DESCRIPTION OF THE TASK
Count every line that includes the string "กสงฆ" in the entries that follow. Nothing besides the number is needed.

++++ PROVIDED DATA

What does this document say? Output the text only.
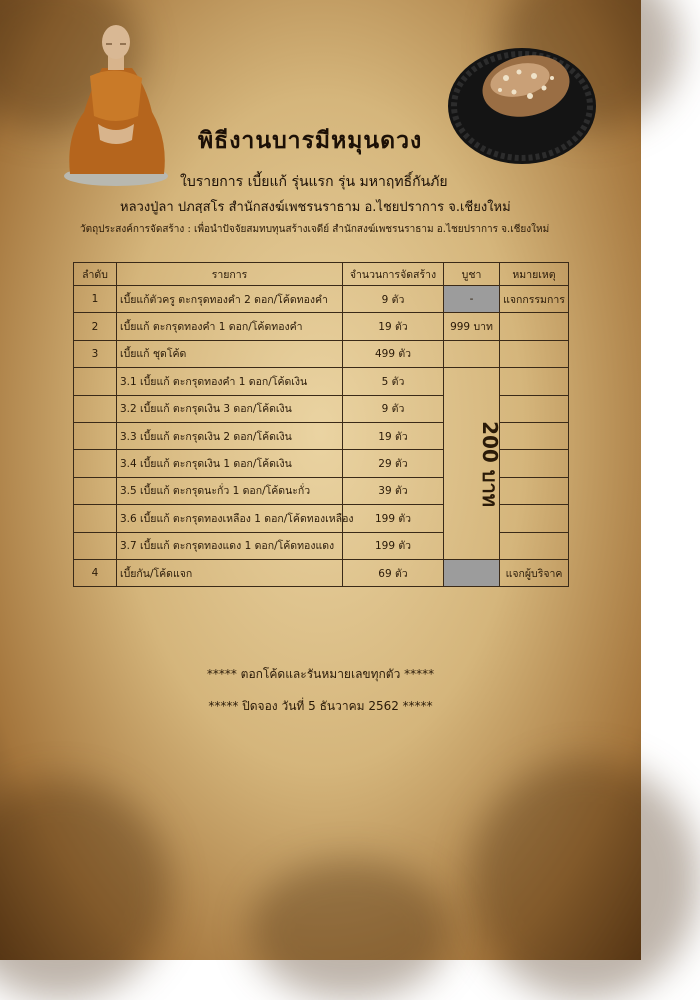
พิธีงานบารมีหมุนดวง
ใบรายการ เบี้ยแก้ รุ่นแรก รุ่น มหาฤทธิ์กันภัย
หลวงปู่ลา ปภสฺสโร สำนักสงฆ์เพชรนราธาม อ.ไชยปราการ จ.เชียงใหม่
วัตถุประสงค์การจัดสร้าง : เพื่อนำปัจจัยสมทบทุนสร้างเจดีย์ สำนักสงฆ์เพชรนราธาม อ.ไชยปราการ จ.เชียงใหม่
ลำดับ	รายการ	จำนวนการจัดสร้าง	บูชา	หมายเหตุ
1	เบี้ยแก้ตัวครู ตะกรุดทองคำ 2 ดอก/โค้ดทองคำ	9 ตัว	-	แจกกรรมการ
2	เบี้ยแก้ ตะกรุดทองคำ 1 ดอก/โค้ดทองคำ	19 ตัว	999 บาท	
3	เบี้ยแก้ ชุดโค้ด	499 ตัว		
	3.1 เบี้ยแก้ ตะกรุดทองคำ 1 ดอก/โค้ดเงิน	5 ตัว	200 บาท	
	3.2 เบี้ยแก้ ตะกรุดเงิน 3 ดอก/โค้ดเงิน	9 ตัว		
	3.3 เบี้ยแก้ ตะกรุดเงิน 2 ดอก/โค้ดเงิน	19 ตัว		
	3.4 เบี้ยแก้ ตะกรุดเงิน 1 ดอก/โค้ดเงิน	29 ตัว		
	3.5 เบี้ยแก้ ตะกรุดนะกั่ว 1 ดอก/โค้ดนะกั่ว	39 ตัว		
	3.6 เบี้ยแก้ ตะกรุดทองเหลือง 1 ดอก/โค้ดทองเหลือง	199 ตัว		
	3.7 เบี้ยแก้ ตะกรุดทองแดง 1 ดอก/โค้ดทองแดง	199 ตัว		
4	เบี้ยกัน/โค้ดแจก	69 ตัว		แจกผู้บริจาค
***** ตอกโค้ดและรันหมายเลขทุกตัว *****
***** ปิดจอง วันที่ 5 ธันวาคม 2562 *****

++++++++

SOLUTION TO THE EXERCISE
2